• _DATA SECTION_:
● ● ●

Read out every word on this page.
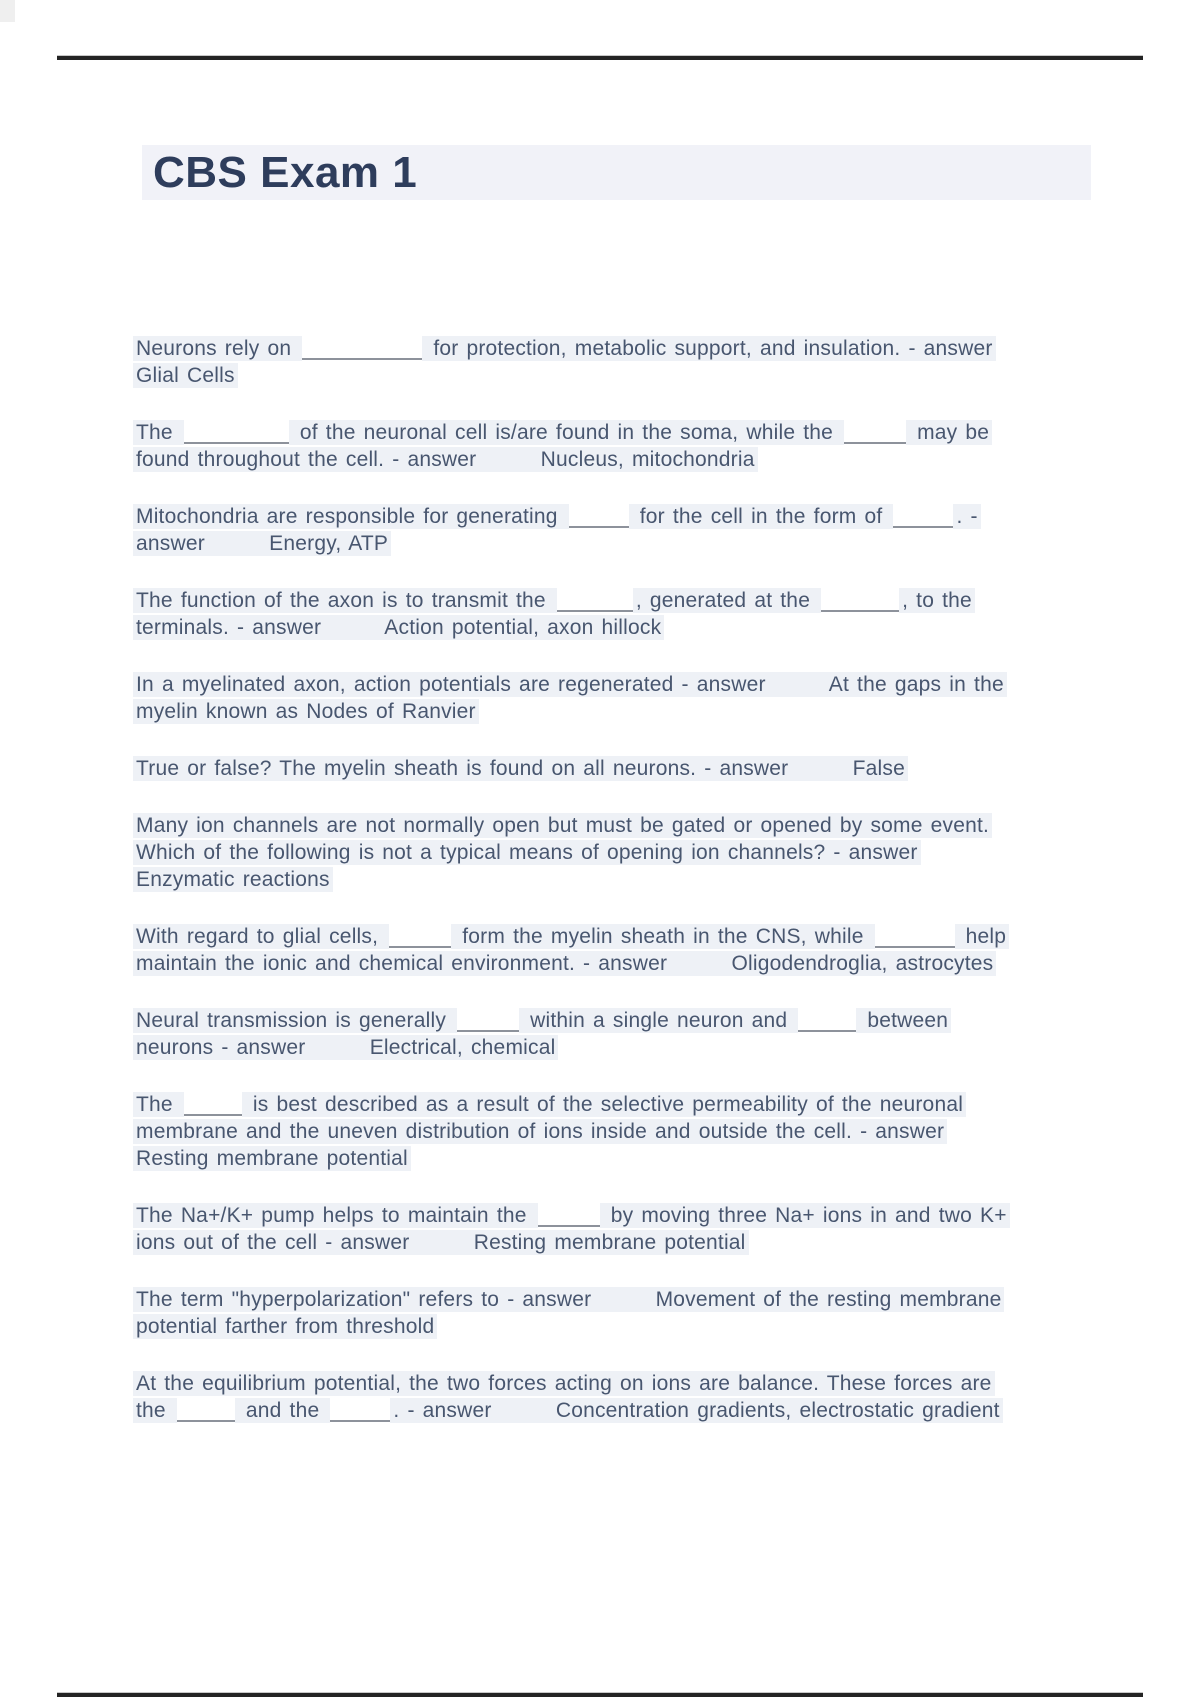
CBS Exam 1
Neurons rely on	for protection, metabolic support, and insulation. - answer
Glial Cells
The	of the neuronal cell is/are found in the soma, while the	may be
found throughout the cell. - answer        Nucleus, mitochondria
Mitochondria are responsible for generating	for the cell in the form of	. -
answer        Energy, ATP
The function of the axon is to transmit the	, generated at the	, to the
terminals. - answer        Action potential, axon hillock
In a myelinated axon, action potentials are regenerated - answer        At the gaps in the
myelin known as Nodes of Ranvier
True or false? The myelin sheath is found on all neurons. - answer        False
Many ion channels are not normally open but must be gated or opened by some event.
Which of the following is not a typical means of opening ion channels? - answer
Enzymatic reactions
With regard to glial cells,	form the myelin sheath in the CNS, while	help
maintain the ionic and chemical environment. - answer        Oligodendroglia, astrocytes
Neural transmission is generally	within a single neuron and	between
neurons - answer        Electrical, chemical
The	is best described as a result of the selective permeability of the neuronal
membrane and the uneven distribution of ions inside and outside the cell. - answer
Resting membrane potential
The Na+/K+ pump helps to maintain the	by moving three Na+ ions in and two K+
ions out of the cell - answer        Resting membrane potential
The term "hyperpolarization" refers to - answer        Movement of the resting membrane
potential farther from threshold
At the equilibrium potential, the two forces acting on ions are balance. These forces are
the	and the	. - answer        Concentration gradients, electrostatic gradient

● ● ●

The lines you return should be those above that contain the word "channels", every one of them.

Many ion channels are not normally open but must be gated or opened by some event.
Which of the following is not a typical means of opening ion channels? - answer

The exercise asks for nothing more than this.